What is being asked = Produce the listing below again, exactly as shown.

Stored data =
▼▼▼
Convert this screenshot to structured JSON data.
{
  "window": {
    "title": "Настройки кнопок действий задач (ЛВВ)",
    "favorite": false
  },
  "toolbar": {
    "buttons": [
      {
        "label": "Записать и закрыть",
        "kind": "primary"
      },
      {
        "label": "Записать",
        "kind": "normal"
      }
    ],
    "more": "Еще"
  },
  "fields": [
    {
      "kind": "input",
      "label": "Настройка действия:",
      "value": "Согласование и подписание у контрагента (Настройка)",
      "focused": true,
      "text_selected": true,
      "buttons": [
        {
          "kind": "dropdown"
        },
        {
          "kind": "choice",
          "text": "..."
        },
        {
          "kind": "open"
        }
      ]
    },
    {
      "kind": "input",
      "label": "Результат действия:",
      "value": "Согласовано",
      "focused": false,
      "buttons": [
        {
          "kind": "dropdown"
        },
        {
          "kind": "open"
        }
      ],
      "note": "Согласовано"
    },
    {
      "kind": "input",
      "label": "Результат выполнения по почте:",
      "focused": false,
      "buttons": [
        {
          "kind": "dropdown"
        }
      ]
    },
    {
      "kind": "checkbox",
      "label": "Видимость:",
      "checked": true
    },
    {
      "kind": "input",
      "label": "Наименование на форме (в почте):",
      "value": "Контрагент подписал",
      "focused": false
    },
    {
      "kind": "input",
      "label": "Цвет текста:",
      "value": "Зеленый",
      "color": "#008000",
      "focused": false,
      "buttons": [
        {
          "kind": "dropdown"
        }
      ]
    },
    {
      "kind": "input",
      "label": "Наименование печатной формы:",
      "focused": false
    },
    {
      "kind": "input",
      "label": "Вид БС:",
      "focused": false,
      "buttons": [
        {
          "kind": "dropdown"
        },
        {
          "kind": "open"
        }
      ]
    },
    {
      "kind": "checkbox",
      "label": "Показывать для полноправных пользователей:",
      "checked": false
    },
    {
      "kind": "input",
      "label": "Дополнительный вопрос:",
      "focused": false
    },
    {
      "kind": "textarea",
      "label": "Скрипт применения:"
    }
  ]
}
▲▲▲
Written answer =
Convert this screenshot to structured JSON data.
{
  "window": {
    "title": "Настройки кнопок действий задач (ЛВВ)",
    "favorite": false
  },
  "toolbar": {
    "buttons": [
      {
        "label": "Записать и закрыть",
        "kind": "primary"
      },
      {
        "label": "Записать",
        "kind": "normal"
      }
    ],
    "more": "Еще"
  },
  "fields": [
    {
      "kind": "input",
      "label": "Настройка действия:",
      "value": "Согласование и подписание у контрагента (Настройка)",
      "focused": true,
      "text_selected": true,
      "buttons": [
        {
          "kind": "dropdown"
        },
        {
          "kind": "choice",
          "text": "..."
        },
        {
          "kind": "open"
        }
      ]
    },
    {
      "kind": "input",
      "label": "Результат действия:",
      "value": "Согласовано",
      "focused": false,
      "buttons": [
        {
          "kind": "dropdown"
        },
        {
          "kind": "open"
        }
      ],
      "note": "Согласовано"
    },
    {
      "kind": "input",
      "label": "Результат выполнения по почте:",
      "focused": false,
      "buttons": [
        {
          "kind": "dropdown"
        }
      ]
    },
    {
      "kind": "checkbox",
      "label": "Видимость:",
      "checked": true
    },
    {
      "kind": "input",
      "label": "Наименование на форме (в почте):",
      "value": "Контрагент подписал",
      "focused": false
    },
    {
      "kind": "input",
      "label": "Цвет текста:",
      "value": "Зеленый",
      "color": "#008000",
      "focused": false,
      "buttons": [
        {
          "kind": "dropdown"
        }
      ]
    },
    {
      "kind": "input",
      "label": "Наименование печатной формы:",
      "focused": false
    },
    {
      "kind": "input",
      "label": "Вид БС:",
      "focused": false,
      "buttons": [
        {
          "kind": "dropdown"
        },
        {
          "kind": "open"
        }
      ]
    },
    {
      "kind": "checkbox",
      "label": "Показывать для полноправных пользователей:",
      "checked": false
    },
    {
      "kind": "input",
      "label": "Дополнительный вопрос:",
      "focused": false
    },
    {
      "kind": "textarea",
      "label": "Скрипт применения:"
    }
  ]
}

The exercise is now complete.